═════ DATASET CONTENT ═════

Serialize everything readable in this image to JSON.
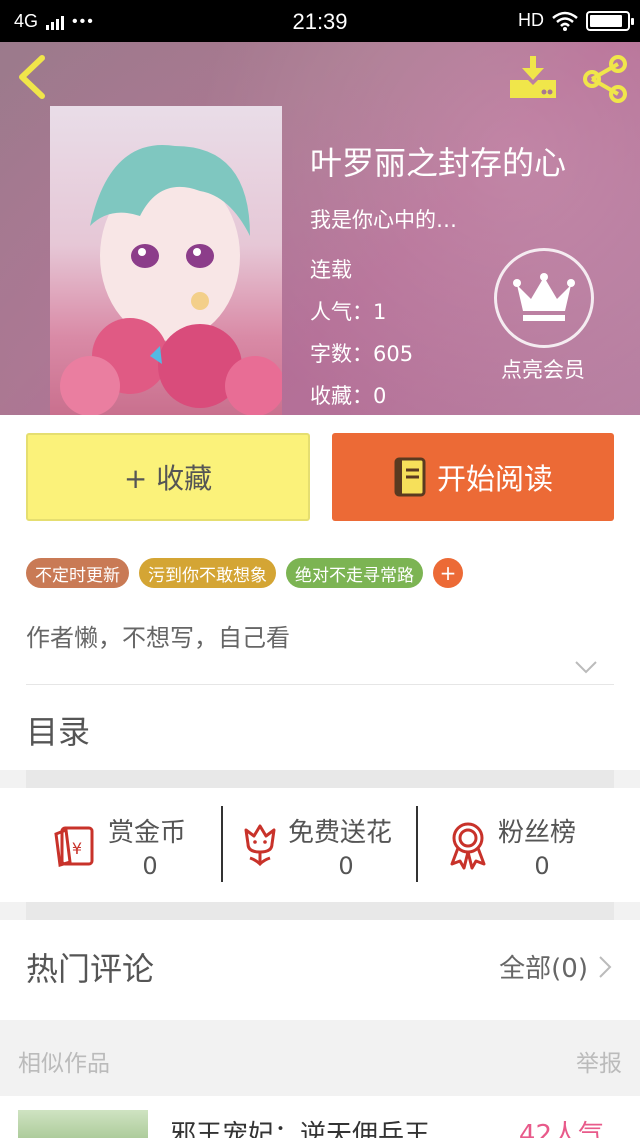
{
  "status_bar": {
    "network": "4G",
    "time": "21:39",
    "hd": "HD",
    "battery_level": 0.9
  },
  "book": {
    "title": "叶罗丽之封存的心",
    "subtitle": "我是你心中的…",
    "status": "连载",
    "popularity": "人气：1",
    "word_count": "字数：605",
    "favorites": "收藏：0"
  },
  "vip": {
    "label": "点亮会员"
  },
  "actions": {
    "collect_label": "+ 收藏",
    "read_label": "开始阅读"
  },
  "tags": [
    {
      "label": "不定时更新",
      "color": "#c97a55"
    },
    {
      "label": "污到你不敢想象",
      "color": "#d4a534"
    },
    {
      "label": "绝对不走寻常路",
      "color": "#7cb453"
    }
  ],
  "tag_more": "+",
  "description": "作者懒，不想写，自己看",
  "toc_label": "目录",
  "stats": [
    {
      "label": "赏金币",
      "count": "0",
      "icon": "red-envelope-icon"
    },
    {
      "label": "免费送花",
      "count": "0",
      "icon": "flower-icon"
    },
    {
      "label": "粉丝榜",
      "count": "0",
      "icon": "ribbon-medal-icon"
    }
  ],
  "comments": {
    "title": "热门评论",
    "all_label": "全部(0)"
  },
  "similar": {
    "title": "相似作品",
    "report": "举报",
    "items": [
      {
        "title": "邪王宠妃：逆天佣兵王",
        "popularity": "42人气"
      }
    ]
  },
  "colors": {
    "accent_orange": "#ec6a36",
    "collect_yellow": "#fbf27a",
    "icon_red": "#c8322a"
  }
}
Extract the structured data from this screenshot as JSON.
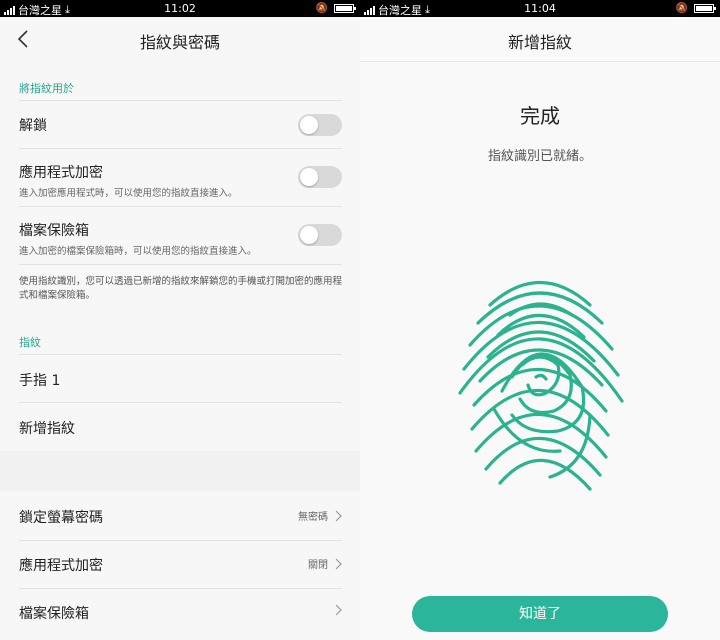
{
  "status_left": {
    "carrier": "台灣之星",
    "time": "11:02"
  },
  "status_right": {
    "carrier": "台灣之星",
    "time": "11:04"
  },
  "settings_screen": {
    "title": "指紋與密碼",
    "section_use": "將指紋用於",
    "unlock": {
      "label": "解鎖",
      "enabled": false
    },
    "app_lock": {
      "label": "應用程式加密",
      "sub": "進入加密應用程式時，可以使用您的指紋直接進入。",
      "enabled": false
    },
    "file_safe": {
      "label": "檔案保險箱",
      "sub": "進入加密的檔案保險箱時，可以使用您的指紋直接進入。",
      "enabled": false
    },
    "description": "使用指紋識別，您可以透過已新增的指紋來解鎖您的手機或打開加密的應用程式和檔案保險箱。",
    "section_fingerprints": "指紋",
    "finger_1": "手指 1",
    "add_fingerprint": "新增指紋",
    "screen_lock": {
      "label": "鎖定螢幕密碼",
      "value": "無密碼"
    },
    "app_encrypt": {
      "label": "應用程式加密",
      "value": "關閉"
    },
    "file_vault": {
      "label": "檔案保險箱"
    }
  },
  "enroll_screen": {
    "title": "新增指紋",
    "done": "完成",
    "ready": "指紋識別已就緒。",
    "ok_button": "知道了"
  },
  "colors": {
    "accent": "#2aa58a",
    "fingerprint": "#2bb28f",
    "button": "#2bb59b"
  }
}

═════

[WHAT NEEDS TO BE DONE]
Give the number of lines in the records above that contain the word "可以使用您的指紋直接進入". Reply with that number alone.

[THE RESPONSE]
2